What you are asked to do: List every line in this data where the string "text" occurs.

Provided records:
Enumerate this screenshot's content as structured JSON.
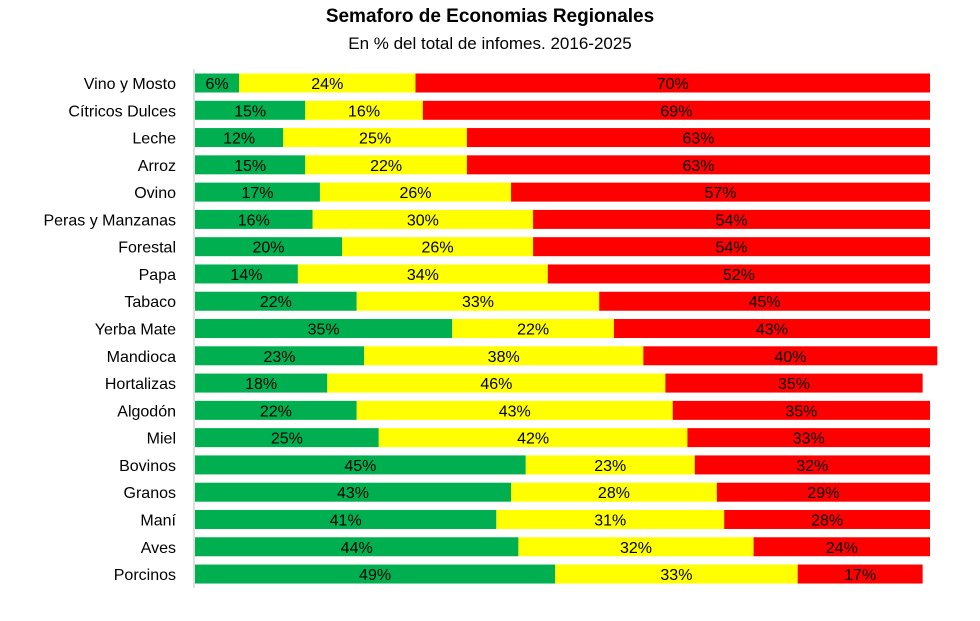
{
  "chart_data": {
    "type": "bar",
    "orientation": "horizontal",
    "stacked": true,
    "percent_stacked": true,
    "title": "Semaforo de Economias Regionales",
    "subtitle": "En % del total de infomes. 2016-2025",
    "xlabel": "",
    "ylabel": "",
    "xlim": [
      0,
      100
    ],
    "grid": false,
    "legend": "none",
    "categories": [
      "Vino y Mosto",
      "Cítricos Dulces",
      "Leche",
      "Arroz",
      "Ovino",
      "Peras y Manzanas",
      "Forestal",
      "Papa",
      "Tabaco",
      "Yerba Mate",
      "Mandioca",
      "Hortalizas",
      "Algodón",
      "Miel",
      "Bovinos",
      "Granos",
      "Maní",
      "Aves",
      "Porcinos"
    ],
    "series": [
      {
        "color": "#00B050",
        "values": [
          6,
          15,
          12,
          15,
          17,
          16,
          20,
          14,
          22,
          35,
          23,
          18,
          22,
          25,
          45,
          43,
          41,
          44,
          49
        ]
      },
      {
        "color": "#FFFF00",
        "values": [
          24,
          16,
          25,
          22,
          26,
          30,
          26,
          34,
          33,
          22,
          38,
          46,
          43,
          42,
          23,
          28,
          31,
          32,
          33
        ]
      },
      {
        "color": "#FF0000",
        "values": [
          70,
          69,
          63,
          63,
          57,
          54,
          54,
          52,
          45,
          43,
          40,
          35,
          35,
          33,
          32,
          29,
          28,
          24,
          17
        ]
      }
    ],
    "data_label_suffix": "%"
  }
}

---

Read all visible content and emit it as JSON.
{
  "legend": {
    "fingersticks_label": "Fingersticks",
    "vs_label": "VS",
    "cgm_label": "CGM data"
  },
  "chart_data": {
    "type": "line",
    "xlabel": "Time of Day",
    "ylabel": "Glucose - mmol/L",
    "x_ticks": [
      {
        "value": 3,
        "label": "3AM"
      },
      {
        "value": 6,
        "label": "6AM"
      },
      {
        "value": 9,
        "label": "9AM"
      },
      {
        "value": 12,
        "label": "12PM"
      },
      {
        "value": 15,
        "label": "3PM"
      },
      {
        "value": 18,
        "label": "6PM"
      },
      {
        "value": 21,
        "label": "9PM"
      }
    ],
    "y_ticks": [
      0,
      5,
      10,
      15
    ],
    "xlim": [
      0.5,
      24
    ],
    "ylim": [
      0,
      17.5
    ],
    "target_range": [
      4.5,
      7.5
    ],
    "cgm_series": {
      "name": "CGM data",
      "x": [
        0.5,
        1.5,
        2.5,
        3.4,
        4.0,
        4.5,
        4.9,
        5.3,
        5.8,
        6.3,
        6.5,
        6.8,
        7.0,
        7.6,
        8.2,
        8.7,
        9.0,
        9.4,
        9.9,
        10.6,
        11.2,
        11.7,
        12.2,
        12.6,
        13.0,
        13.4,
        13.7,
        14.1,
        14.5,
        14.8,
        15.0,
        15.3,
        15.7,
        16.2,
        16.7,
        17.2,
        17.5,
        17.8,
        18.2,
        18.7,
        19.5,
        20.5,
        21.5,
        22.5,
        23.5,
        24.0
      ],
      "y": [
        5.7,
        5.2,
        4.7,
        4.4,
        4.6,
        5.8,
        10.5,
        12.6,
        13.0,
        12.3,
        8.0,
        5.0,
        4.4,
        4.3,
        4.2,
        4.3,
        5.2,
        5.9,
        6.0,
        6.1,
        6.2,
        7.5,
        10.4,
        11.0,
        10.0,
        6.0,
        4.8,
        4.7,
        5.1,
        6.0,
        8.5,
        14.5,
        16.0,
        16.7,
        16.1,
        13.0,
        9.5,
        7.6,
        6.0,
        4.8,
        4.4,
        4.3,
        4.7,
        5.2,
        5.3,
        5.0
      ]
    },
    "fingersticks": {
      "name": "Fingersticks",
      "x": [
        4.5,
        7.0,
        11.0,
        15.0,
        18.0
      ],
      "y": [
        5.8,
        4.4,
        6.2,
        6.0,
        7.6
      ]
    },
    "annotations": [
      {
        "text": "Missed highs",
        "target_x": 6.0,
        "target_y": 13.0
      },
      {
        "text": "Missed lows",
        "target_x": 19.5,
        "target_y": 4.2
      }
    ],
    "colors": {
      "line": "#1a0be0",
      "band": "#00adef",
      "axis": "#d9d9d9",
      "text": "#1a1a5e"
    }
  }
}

...

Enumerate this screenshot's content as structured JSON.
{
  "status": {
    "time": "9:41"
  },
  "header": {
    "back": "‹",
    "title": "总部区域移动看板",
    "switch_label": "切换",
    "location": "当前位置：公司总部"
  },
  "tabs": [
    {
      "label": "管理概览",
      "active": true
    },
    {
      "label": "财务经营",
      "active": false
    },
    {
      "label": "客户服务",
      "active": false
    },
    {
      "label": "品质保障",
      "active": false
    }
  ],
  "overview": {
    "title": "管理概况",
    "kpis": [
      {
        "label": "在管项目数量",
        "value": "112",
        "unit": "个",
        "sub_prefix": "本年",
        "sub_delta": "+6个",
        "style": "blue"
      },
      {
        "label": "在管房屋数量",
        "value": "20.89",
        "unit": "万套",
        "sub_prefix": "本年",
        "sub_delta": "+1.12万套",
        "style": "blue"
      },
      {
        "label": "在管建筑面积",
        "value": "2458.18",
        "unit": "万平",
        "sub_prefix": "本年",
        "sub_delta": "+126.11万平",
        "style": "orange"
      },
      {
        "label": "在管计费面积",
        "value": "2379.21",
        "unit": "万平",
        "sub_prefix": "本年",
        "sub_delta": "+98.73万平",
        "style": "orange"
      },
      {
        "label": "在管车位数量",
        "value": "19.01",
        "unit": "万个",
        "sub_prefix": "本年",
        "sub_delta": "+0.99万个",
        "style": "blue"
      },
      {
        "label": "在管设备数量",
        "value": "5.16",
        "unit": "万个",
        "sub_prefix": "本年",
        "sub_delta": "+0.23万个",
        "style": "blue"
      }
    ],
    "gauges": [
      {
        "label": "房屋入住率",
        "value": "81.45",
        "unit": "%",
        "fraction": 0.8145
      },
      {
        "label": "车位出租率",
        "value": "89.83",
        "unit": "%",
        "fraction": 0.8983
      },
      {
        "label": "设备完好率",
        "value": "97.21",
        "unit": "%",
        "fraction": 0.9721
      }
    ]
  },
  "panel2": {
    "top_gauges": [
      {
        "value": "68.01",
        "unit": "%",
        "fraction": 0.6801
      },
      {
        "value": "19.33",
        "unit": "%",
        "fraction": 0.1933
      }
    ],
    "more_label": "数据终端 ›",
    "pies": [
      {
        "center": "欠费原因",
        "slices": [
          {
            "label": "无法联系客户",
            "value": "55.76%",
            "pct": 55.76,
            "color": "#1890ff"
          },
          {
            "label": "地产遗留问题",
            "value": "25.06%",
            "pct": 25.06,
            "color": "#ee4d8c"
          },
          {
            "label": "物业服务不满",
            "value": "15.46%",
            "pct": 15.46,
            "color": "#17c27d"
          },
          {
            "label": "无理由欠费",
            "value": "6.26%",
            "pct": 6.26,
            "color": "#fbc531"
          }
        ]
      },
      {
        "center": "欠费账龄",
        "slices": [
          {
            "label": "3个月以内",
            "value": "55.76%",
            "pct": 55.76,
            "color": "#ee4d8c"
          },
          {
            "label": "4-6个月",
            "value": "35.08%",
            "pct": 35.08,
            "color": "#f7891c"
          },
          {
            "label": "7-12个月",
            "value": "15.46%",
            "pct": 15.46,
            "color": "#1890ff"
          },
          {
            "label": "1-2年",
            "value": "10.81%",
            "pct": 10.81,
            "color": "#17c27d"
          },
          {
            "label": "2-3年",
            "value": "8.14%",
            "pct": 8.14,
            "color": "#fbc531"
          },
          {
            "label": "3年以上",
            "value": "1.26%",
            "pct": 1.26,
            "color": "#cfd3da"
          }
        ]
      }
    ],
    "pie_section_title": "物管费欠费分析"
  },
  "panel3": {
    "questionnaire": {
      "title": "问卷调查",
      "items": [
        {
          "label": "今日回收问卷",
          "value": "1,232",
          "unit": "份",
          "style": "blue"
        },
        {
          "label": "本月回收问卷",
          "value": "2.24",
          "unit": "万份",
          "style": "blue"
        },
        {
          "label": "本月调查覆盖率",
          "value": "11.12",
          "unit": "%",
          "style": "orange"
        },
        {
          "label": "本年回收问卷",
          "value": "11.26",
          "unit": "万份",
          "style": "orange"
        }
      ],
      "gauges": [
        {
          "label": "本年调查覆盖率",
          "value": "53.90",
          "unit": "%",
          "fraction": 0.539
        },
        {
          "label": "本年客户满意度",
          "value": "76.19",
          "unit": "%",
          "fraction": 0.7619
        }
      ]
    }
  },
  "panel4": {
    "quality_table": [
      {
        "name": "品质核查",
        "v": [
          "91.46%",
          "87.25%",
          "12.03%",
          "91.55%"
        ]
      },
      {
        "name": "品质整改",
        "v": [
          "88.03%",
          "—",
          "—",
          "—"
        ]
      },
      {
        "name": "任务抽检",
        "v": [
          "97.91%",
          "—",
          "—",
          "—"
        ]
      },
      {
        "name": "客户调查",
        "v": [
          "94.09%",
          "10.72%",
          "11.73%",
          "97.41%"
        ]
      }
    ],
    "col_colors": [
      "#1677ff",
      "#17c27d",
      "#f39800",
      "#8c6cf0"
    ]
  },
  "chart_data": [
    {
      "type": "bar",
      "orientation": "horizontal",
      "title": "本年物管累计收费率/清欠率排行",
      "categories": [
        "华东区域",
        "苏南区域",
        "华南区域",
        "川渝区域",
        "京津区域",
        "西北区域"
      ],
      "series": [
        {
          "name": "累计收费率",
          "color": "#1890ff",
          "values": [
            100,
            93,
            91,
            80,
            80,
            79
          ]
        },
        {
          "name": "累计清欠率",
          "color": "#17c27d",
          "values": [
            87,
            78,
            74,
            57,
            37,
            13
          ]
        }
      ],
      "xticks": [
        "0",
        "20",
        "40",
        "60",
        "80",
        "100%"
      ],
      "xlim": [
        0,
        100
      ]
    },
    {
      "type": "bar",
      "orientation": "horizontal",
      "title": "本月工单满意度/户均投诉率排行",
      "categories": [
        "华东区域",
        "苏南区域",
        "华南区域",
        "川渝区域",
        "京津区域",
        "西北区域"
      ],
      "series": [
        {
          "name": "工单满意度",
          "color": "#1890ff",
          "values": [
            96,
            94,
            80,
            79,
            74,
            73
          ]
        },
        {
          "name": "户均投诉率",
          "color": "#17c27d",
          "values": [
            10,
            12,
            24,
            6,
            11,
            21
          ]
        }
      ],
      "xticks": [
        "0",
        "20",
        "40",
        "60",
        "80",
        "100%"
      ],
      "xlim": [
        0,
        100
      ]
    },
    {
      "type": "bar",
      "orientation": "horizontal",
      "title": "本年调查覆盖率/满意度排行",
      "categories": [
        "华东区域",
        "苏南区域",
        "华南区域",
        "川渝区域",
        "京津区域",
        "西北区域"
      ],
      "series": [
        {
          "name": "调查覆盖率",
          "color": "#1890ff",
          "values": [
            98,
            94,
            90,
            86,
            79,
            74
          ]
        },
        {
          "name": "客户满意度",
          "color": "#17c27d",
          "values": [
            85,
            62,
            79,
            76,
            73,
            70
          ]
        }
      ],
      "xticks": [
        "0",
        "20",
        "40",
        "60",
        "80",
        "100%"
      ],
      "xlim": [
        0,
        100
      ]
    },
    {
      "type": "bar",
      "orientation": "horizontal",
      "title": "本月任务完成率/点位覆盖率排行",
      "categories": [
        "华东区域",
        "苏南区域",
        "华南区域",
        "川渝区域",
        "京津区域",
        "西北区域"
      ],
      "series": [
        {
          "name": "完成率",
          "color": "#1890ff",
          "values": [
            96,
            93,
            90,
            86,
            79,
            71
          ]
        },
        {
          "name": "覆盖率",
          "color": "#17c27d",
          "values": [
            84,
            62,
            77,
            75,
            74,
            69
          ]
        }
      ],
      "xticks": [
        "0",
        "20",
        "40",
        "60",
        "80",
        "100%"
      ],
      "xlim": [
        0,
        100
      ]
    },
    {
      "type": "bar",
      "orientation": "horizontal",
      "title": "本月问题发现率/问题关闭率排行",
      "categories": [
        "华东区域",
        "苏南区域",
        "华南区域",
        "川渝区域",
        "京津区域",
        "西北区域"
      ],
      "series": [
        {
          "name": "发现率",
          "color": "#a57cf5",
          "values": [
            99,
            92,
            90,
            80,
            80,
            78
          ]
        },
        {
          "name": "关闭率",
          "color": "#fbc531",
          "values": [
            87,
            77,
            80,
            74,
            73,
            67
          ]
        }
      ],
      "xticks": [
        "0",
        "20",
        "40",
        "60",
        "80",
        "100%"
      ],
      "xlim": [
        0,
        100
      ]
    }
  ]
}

Exercise solution:
        "text": "Missed highs",
        "text": "Missed lows",
      "text": "#1a1a5e"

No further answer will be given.